Set exercise: Output every line below without omitting or altering anything.
--- start of Data records ---
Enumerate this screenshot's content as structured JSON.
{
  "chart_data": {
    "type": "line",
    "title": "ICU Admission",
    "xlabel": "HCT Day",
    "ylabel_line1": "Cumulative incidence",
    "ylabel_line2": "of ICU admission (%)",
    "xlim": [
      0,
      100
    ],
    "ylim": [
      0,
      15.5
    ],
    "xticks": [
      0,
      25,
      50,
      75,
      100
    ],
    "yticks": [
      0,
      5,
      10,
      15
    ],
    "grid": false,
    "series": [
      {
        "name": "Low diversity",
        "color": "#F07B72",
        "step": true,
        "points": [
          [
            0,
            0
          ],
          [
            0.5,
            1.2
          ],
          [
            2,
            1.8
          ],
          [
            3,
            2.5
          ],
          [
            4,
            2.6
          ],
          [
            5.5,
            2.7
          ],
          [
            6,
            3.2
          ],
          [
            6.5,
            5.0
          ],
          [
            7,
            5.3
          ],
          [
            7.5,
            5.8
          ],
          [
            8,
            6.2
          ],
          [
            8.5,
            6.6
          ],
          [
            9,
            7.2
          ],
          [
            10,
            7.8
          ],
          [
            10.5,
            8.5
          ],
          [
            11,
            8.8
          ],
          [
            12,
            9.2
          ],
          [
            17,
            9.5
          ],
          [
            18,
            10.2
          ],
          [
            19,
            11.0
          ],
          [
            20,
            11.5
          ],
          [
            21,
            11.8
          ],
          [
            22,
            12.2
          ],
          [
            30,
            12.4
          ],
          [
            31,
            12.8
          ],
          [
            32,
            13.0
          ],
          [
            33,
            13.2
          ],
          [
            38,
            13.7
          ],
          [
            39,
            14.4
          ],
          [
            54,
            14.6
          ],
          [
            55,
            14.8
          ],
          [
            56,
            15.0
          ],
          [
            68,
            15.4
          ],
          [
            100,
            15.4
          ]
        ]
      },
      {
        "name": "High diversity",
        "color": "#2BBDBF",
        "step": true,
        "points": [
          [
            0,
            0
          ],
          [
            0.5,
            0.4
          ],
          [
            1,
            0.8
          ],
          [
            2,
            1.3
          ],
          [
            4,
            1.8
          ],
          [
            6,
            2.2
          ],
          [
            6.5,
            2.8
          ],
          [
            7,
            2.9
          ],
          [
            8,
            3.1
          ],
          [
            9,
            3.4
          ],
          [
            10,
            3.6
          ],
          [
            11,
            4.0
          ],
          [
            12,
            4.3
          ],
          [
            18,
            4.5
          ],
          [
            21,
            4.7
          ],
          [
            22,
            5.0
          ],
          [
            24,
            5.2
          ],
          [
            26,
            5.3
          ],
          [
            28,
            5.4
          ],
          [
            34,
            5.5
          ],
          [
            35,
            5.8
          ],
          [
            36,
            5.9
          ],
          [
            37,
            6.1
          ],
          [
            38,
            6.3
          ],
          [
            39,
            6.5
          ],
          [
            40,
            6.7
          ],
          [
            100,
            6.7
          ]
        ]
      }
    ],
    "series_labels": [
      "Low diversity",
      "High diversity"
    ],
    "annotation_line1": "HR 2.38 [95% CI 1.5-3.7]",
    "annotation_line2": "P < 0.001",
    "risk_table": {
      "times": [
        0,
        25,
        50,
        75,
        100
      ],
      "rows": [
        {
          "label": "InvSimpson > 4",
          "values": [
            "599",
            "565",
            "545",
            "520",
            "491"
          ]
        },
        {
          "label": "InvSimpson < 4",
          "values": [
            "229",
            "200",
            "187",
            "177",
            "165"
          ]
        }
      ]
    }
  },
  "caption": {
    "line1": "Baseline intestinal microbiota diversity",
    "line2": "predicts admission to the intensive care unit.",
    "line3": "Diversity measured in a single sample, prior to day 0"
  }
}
--- end of Data records ---
Answer in full:
Enumerate this screenshot's content as structured JSON.
{
  "chart_data": {
    "type": "line",
    "title": "ICU Admission",
    "xlabel": "HCT Day",
    "ylabel_line1": "Cumulative incidence",
    "ylabel_line2": "of ICU admission (%)",
    "xlim": [
      0,
      100
    ],
    "ylim": [
      0,
      15.5
    ],
    "xticks": [
      0,
      25,
      50,
      75,
      100
    ],
    "yticks": [
      0,
      5,
      10,
      15
    ],
    "grid": false,
    "series": [
      {
        "name": "Low diversity",
        "color": "#F07B72",
        "step": true,
        "points": [
          [
            0,
            0
          ],
          [
            0.5,
            1.2
          ],
          [
            2,
            1.8
          ],
          [
            3,
            2.5
          ],
          [
            4,
            2.6
          ],
          [
            5.5,
            2.7
          ],
          [
            6,
            3.2
          ],
          [
            6.5,
            5.0
          ],
          [
            7,
            5.3
          ],
          [
            7.5,
            5.8
          ],
          [
            8,
            6.2
          ],
          [
            8.5,
            6.6
          ],
          [
            9,
            7.2
          ],
          [
            10,
            7.8
          ],
          [
            10.5,
            8.5
          ],
          [
            11,
            8.8
          ],
          [
            12,
            9.2
          ],
          [
            17,
            9.5
          ],
          [
            18,
            10.2
          ],
          [
            19,
            11.0
          ],
          [
            20,
            11.5
          ],
          [
            21,
            11.8
          ],
          [
            22,
            12.2
          ],
          [
            30,
            12.4
          ],
          [
            31,
            12.8
          ],
          [
            32,
            13.0
          ],
          [
            33,
            13.2
          ],
          [
            38,
            13.7
          ],
          [
            39,
            14.4
          ],
          [
            54,
            14.6
          ],
          [
            55,
            14.8
          ],
          [
            56,
            15.0
          ],
          [
            68,
            15.4
          ],
          [
            100,
            15.4
          ]
        ]
      },
      {
        "name": "High diversity",
        "color": "#2BBDBF",
        "step": true,
        "points": [
          [
            0,
            0
          ],
          [
            0.5,
            0.4
          ],
          [
            1,
            0.8
          ],
          [
            2,
            1.3
          ],
          [
            4,
            1.8
          ],
          [
            6,
            2.2
          ],
          [
            6.5,
            2.8
          ],
          [
            7,
            2.9
          ],
          [
            8,
            3.1
          ],
          [
            9,
            3.4
          ],
          [
            10,
            3.6
          ],
          [
            11,
            4.0
          ],
          [
            12,
            4.3
          ],
          [
            18,
            4.5
          ],
          [
            21,
            4.7
          ],
          [
            22,
            5.0
          ],
          [
            24,
            5.2
          ],
          [
            26,
            5.3
          ],
          [
            28,
            5.4
          ],
          [
            34,
            5.5
          ],
          [
            35,
            5.8
          ],
          [
            36,
            5.9
          ],
          [
            37,
            6.1
          ],
          [
            38,
            6.3
          ],
          [
            39,
            6.5
          ],
          [
            40,
            6.7
          ],
          [
            100,
            6.7
          ]
        ]
      }
    ],
    "series_labels": [
      "Low diversity",
      "High diversity"
    ],
    "annotation_line1": "HR 2.38 [95% CI 1.5-3.7]",
    "annotation_line2": "P < 0.001",
    "risk_table": {
      "times": [
        0,
        25,
        50,
        75,
        100
      ],
      "rows": [
        {
          "label": "InvSimpson > 4",
          "values": [
            "599",
            "565",
            "545",
            "520",
            "491"
          ]
        },
        {
          "label": "InvSimpson < 4",
          "values": [
            "229",
            "200",
            "187",
            "177",
            "165"
          ]
        }
      ]
    }
  },
  "caption": {
    "line1": "Baseline intestinal microbiota diversity",
    "line2": "predicts admission to the intensive care unit.",
    "line3": "Diversity measured in a single sample, prior to day 0"
  }
}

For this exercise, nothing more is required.